WHAT IS REQUIRED »
Reproduce all of the data exactly.

Begin

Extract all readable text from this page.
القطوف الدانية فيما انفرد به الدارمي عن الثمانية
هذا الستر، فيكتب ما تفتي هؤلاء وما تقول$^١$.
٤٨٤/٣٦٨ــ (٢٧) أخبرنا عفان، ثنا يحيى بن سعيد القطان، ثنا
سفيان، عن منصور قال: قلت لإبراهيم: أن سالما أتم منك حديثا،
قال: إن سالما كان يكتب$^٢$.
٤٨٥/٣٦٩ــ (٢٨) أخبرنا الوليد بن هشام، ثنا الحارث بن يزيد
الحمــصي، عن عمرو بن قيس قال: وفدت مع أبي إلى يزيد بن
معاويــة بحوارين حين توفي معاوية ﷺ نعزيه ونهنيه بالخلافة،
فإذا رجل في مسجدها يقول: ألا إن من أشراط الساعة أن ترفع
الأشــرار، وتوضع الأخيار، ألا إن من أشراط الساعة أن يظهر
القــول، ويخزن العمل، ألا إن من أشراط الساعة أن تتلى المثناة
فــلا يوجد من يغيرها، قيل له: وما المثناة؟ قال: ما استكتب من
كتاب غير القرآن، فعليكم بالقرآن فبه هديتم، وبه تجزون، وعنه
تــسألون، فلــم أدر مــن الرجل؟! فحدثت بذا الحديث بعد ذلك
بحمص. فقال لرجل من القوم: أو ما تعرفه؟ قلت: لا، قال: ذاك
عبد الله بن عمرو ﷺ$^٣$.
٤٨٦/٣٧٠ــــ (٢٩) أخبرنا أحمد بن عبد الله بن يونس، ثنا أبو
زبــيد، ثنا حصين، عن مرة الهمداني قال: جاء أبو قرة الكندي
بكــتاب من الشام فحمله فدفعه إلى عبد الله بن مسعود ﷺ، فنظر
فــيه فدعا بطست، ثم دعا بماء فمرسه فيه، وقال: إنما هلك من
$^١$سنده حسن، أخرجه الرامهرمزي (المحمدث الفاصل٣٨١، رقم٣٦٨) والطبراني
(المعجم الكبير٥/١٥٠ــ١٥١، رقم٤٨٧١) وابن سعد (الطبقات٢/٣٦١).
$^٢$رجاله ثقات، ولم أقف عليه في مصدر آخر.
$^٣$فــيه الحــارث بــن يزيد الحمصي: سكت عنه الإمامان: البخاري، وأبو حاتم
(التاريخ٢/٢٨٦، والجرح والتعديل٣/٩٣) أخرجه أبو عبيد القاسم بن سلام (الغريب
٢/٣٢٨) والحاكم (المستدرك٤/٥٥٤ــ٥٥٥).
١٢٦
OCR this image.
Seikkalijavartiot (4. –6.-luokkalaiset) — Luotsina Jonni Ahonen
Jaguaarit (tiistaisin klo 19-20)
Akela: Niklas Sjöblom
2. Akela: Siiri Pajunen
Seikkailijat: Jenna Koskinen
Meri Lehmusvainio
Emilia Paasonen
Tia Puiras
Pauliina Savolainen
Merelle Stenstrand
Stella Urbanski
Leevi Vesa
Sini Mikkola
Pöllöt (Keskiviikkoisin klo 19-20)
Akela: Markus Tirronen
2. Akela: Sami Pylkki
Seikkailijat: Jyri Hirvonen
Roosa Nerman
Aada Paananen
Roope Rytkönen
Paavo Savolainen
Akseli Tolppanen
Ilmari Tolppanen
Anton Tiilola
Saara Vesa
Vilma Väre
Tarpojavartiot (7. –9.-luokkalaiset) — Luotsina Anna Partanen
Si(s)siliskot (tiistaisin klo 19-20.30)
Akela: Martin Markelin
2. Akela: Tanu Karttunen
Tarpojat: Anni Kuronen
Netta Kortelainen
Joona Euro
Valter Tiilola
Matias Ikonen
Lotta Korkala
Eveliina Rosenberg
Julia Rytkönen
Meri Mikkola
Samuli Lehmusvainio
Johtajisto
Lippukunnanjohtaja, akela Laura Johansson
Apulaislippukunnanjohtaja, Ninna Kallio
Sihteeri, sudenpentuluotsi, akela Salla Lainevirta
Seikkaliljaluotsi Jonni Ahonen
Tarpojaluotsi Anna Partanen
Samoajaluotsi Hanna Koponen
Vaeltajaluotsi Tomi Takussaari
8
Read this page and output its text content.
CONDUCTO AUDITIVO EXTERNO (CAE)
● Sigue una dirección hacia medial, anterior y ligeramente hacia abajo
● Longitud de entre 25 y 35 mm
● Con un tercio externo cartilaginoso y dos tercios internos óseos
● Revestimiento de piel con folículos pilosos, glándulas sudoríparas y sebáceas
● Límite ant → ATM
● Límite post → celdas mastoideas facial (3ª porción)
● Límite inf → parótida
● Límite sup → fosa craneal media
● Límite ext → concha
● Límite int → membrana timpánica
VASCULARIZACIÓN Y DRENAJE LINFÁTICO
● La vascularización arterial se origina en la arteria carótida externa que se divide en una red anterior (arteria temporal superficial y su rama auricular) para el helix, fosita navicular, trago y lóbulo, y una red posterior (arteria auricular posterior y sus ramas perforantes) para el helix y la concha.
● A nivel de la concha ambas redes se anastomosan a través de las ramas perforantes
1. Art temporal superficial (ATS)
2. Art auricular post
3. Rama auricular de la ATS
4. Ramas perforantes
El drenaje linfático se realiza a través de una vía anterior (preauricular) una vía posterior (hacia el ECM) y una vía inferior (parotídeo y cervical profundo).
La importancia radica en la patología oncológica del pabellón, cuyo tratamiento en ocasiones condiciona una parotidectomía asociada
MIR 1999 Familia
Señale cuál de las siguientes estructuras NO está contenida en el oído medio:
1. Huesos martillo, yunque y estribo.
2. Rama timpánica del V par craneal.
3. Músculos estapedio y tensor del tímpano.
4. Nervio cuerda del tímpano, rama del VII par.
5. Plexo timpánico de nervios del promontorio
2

End

OUTPUT FOR THIS TASK »
Extract all readable text from this page.
القطوف الدانية فيما انفرد به الدارمي عن الثمانية
هذا الستر، فيكتب ما تفتي هؤلاء وما تقول$^١$.
٤٨٤/٣٦٨ــ (٢٧) أخبرنا عفان، ثنا يحيى بن سعيد القطان، ثنا
سفيان، عن منصور قال: قلت لإبراهيم: أن سالما أتم منك حديثا،
قال: إن سالما كان يكتب$^٢$.
٤٨٥/٣٦٩ــ (٢٨) أخبرنا الوليد بن هشام، ثنا الحارث بن يزيد
الحمــصي، عن عمرو بن قيس قال: وفدت مع أبي إلى يزيد بن
معاويــة بحوارين حين توفي معاوية ﷺ نعزيه ونهنيه بالخلافة،
فإذا رجل في مسجدها يقول: ألا إن من أشراط الساعة أن ترفع
الأشــرار، وتوضع الأخيار، ألا إن من أشراط الساعة أن يظهر
القــول، ويخزن العمل، ألا إن من أشراط الساعة أن تتلى المثناة
فــلا يوجد من يغيرها، قيل له: وما المثناة؟ قال: ما استكتب من
كتاب غير القرآن، فعليكم بالقرآن فبه هديتم، وبه تجزون، وعنه
تــسألون، فلــم أدر مــن الرجل؟! فحدثت بذا الحديث بعد ذلك
بحمص. فقال لرجل من القوم: أو ما تعرفه؟ قلت: لا، قال: ذاك
عبد الله بن عمرو ﷺ$^٣$.
٤٨٦/٣٧٠ــــ (٢٩) أخبرنا أحمد بن عبد الله بن يونس، ثنا أبو
زبــيد، ثنا حصين، عن مرة الهمداني قال: جاء أبو قرة الكندي
بكــتاب من الشام فحمله فدفعه إلى عبد الله بن مسعود ﷺ، فنظر
فــيه فدعا بطست، ثم دعا بماء فمرسه فيه، وقال: إنما هلك من
$^١$سنده حسن، أخرجه الرامهرمزي (المحمدث الفاصل٣٨١، رقم٣٦٨) والطبراني
(المعجم الكبير٥/١٥٠ــ١٥١، رقم٤٨٧١) وابن سعد (الطبقات٢/٣٦١).
$^٢$رجاله ثقات، ولم أقف عليه في مصدر آخر.
$^٣$فــيه الحــارث بــن يزيد الحمصي: سكت عنه الإمامان: البخاري، وأبو حاتم
(التاريخ٢/٢٨٦، والجرح والتعديل٣/٩٣) أخرجه أبو عبيد القاسم بن سلام (الغريب
٢/٣٢٨) والحاكم (المستدرك٤/٥٥٤ــ٥٥٥).
١٢٦
OCR this image.
Seikkalijavartiot (4. –6.-luokkalaiset) — Luotsina Jonni Ahonen
Jaguaarit (tiistaisin klo 19-20)
Akela: Niklas Sjöblom
2. Akela: Siiri Pajunen
Seikkailijat: Jenna Koskinen
Meri Lehmusvainio
Emilia Paasonen
Tia Puiras
Pauliina Savolainen
Merelle Stenstrand
Stella Urbanski
Leevi Vesa
Sini Mikkola
Pöllöt (Keskiviikkoisin klo 19-20)
Akela: Markus Tirronen
2. Akela: Sami Pylkki
Seikkailijat: Jyri Hirvonen
Roosa Nerman
Aada Paananen
Roope Rytkönen
Paavo Savolainen
Akseli Tolppanen
Ilmari Tolppanen
Anton Tiilola
Saara Vesa
Vilma Väre
Tarpojavartiot (7. –9.-luokkalaiset) — Luotsina Anna Partanen
Si(s)siliskot (tiistaisin klo 19-20.30)
Akela: Martin Markelin
2. Akela: Tanu Karttunen
Tarpojat: Anni Kuronen
Netta Kortelainen
Joona Euro
Valter Tiilola
Matias Ikonen
Lotta Korkala
Eveliina Rosenberg
Julia Rytkönen
Meri Mikkola
Samuli Lehmusvainio
Johtajisto
Lippukunnanjohtaja, akela Laura Johansson
Apulaislippukunnanjohtaja, Ninna Kallio
Sihteeri, sudenpentuluotsi, akela Salla Lainevirta
Seikkaliljaluotsi Jonni Ahonen
Tarpojaluotsi Anna Partanen
Samoajaluotsi Hanna Koponen
Vaeltajaluotsi Tomi Takussaari
8
Read this page and output its text content.
CONDUCTO AUDITIVO EXTERNO (CAE)
● Sigue una dirección hacia medial, anterior y ligeramente hacia abajo
● Longitud de entre 25 y 35 mm
● Con un tercio externo cartilaginoso y dos tercios internos óseos
● Revestimiento de piel con folículos pilosos, glándulas sudoríparas y sebáceas
● Límite ant → ATM
● Límite post → celdas mastoideas facial (3ª porción)
● Límite inf → parótida
● Límite sup → fosa craneal media
● Límite ext → concha
● Límite int → membrana timpánica
VASCULARIZACIÓN Y DRENAJE LINFÁTICO
● La vascularización arterial se origina en la arteria carótida externa que se divide en una red anterior (arteria temporal superficial y su rama auricular) para el helix, fosita navicular, trago y lóbulo, y una red posterior (arteria auricular posterior y sus ramas perforantes) para el helix y la concha.
● A nivel de la concha ambas redes se anastomosan a través de las ramas perforantes
1. Art temporal superficial (ATS)
2. Art auricular post
3. Rama auricular de la ATS
4. Ramas perforantes
El drenaje linfático se realiza a través de una vía anterior (preauricular) una vía posterior (hacia el ECM) y una vía inferior (parotídeo y cervical profundo).
La importancia radica en la patología oncológica del pabellón, cuyo tratamiento en ocasiones condiciona una parotidectomía asociada
MIR 1999 Familia
Señale cuál de las siguientes estructuras NO está contenida en el oído medio:
1. Huesos martillo, yunque y estribo.
2. Rama timpánica del V par craneal.
3. Músculos estapedio y tensor del tímpano.
4. Nervio cuerda del tímpano, rama del VII par.
5. Plexo timpánico de nervios del promontorio
2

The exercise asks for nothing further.